= TASK DESCRIPTION =
Return all of the entries word for word, but omit the pictures they contain.

Extracted records

· · · ·

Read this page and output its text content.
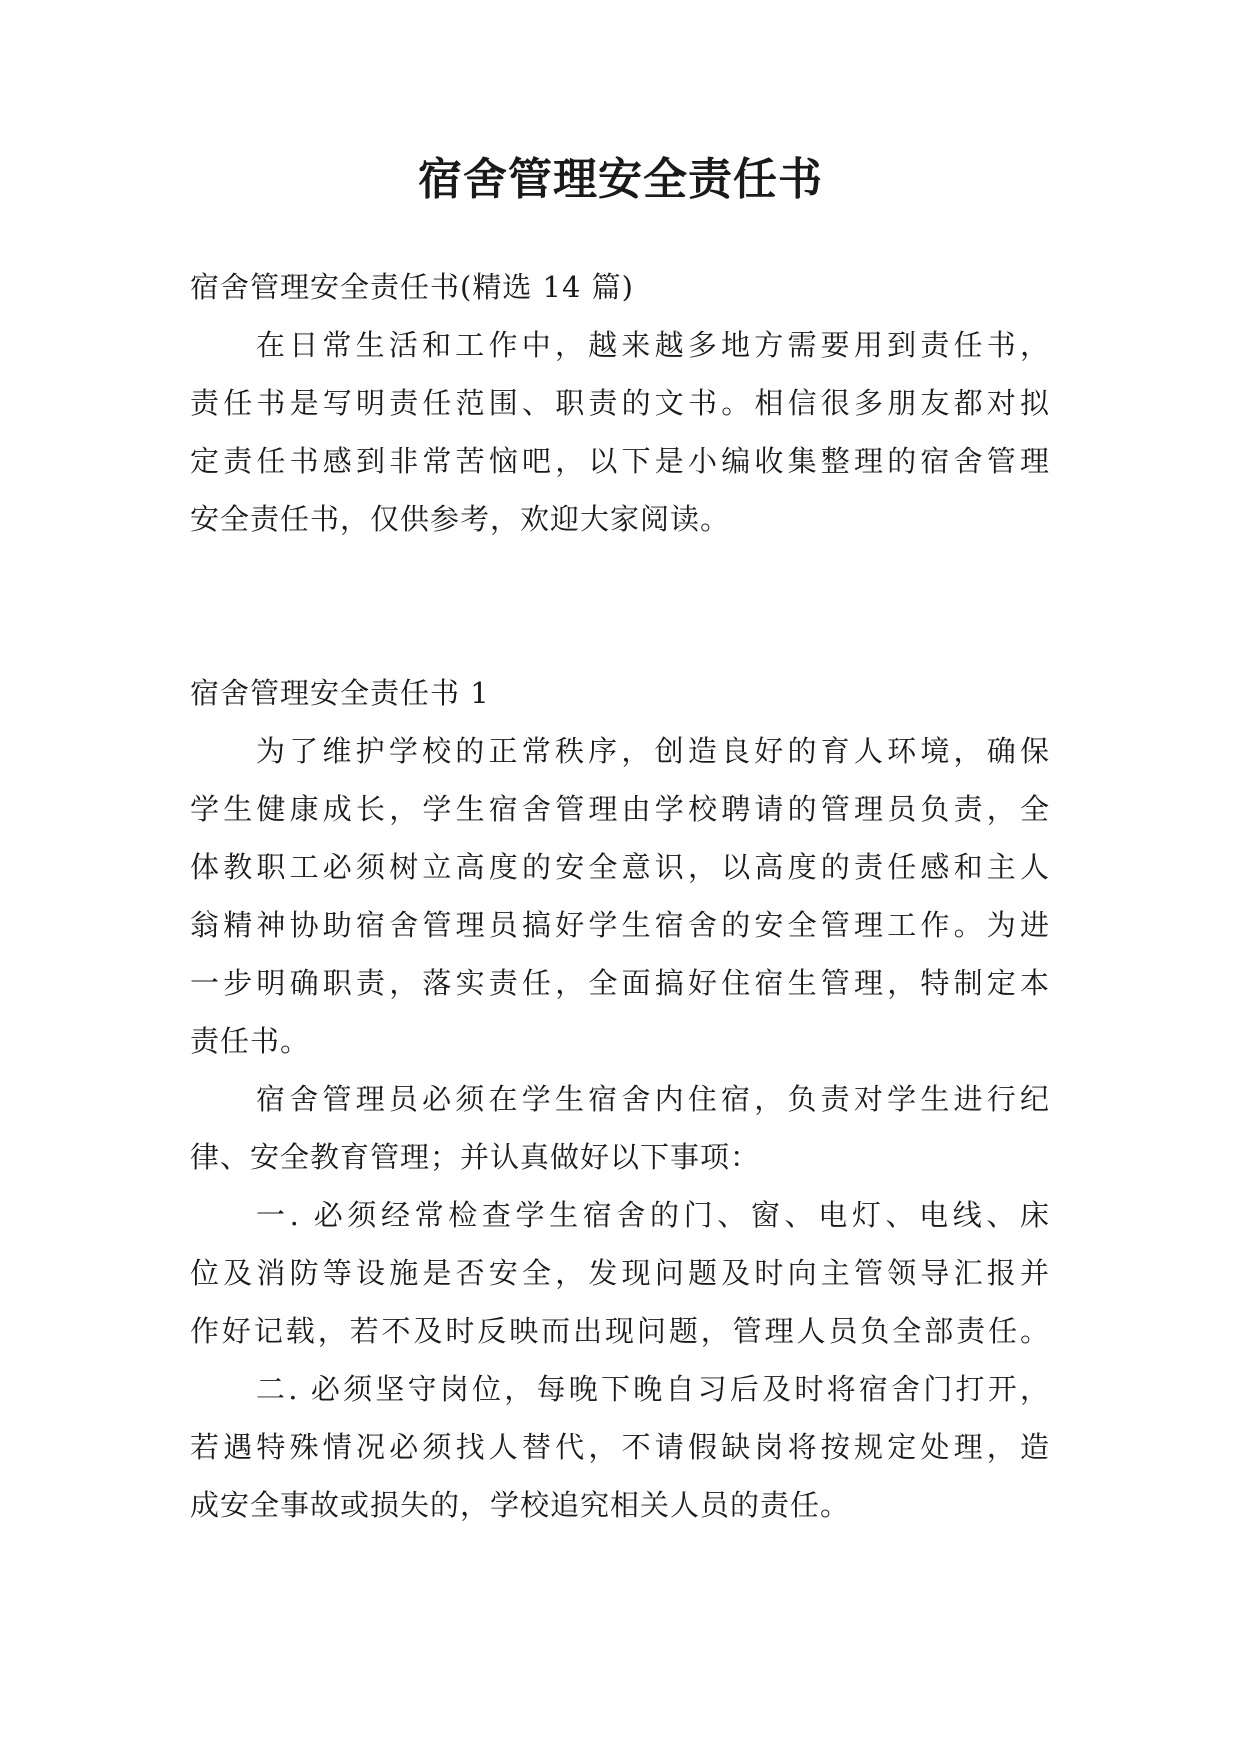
宿舍管理安全责任书
宿舍管理安全责任书(精选 14 篇)
在日常生活和工作中，越来越多地方需要用到责任书，
责任书是写明责任范围、职责的文书。相信很多朋友都对拟
定责任书感到非常苦恼吧，以下是小编收集整理的宿舍管理
安全责任书，仅供参考，欢迎大家阅读。
宿舍管理安全责任书 1
为了维护学校的正常秩序，创造良好的育人环境，确保
学生健康成长，学生宿舍管理由学校聘请的管理员负责，全
体教职工必须树立高度的安全意识，以高度的责任感和主人
翁精神协助宿舍管理员搞好学生宿舍的安全管理工作。为进
一步明确职责，落实责任，全面搞好住宿生管理，特制定本
责任书。
宿舍管理员必须在学生宿舍内住宿，负责对学生进行纪
律、安全教育管理；并认真做好以下事项：
一. 必须经常检查学生宿舍的门、窗、电灯、电线、床
位及消防等设施是否安全，发现问题及时向主管领导汇报并
作好记载，若不及时反映而出现问题，管理人员负全部责任。
二. 必须坚守岗位，每晚下晚自习后及时将宿舍门打开，
若遇特殊情况必须找人替代，不请假缺岗将按规定处理，造
成安全事故或损失的，学校追究相关人员的责任。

· · · ·

= RESPONSE TO THIS EXERCISE =
Read this page and output its text content.
宿舍管理安全责任书
宿舍管理安全责任书(精选 14 篇)
在日常生活和工作中，越来越多地方需要用到责任书，
责任书是写明责任范围、职责的文书。相信很多朋友都对拟
定责任书感到非常苦恼吧，以下是小编收集整理的宿舍管理
安全责任书，仅供参考，欢迎大家阅读。
宿舍管理安全责任书 1
为了维护学校的正常秩序，创造良好的育人环境，确保
学生健康成长，学生宿舍管理由学校聘请的管理员负责，全
体教职工必须树立高度的安全意识，以高度的责任感和主人
翁精神协助宿舍管理员搞好学生宿舍的安全管理工作。为进
一步明确职责，落实责任，全面搞好住宿生管理，特制定本
责任书。
宿舍管理员必须在学生宿舍内住宿，负责对学生进行纪
律、安全教育管理；并认真做好以下事项：
一. 必须经常检查学生宿舍的门、窗、电灯、电线、床
位及消防等设施是否安全，发现问题及时向主管领导汇报并
作好记载，若不及时反映而出现问题，管理人员负全部责任。
二. 必须坚守岗位，每晚下晚自习后及时将宿舍门打开，
若遇特殊情况必须找人替代，不请假缺岗将按规定处理，造
成安全事故或损失的，学校追究相关人员的责任。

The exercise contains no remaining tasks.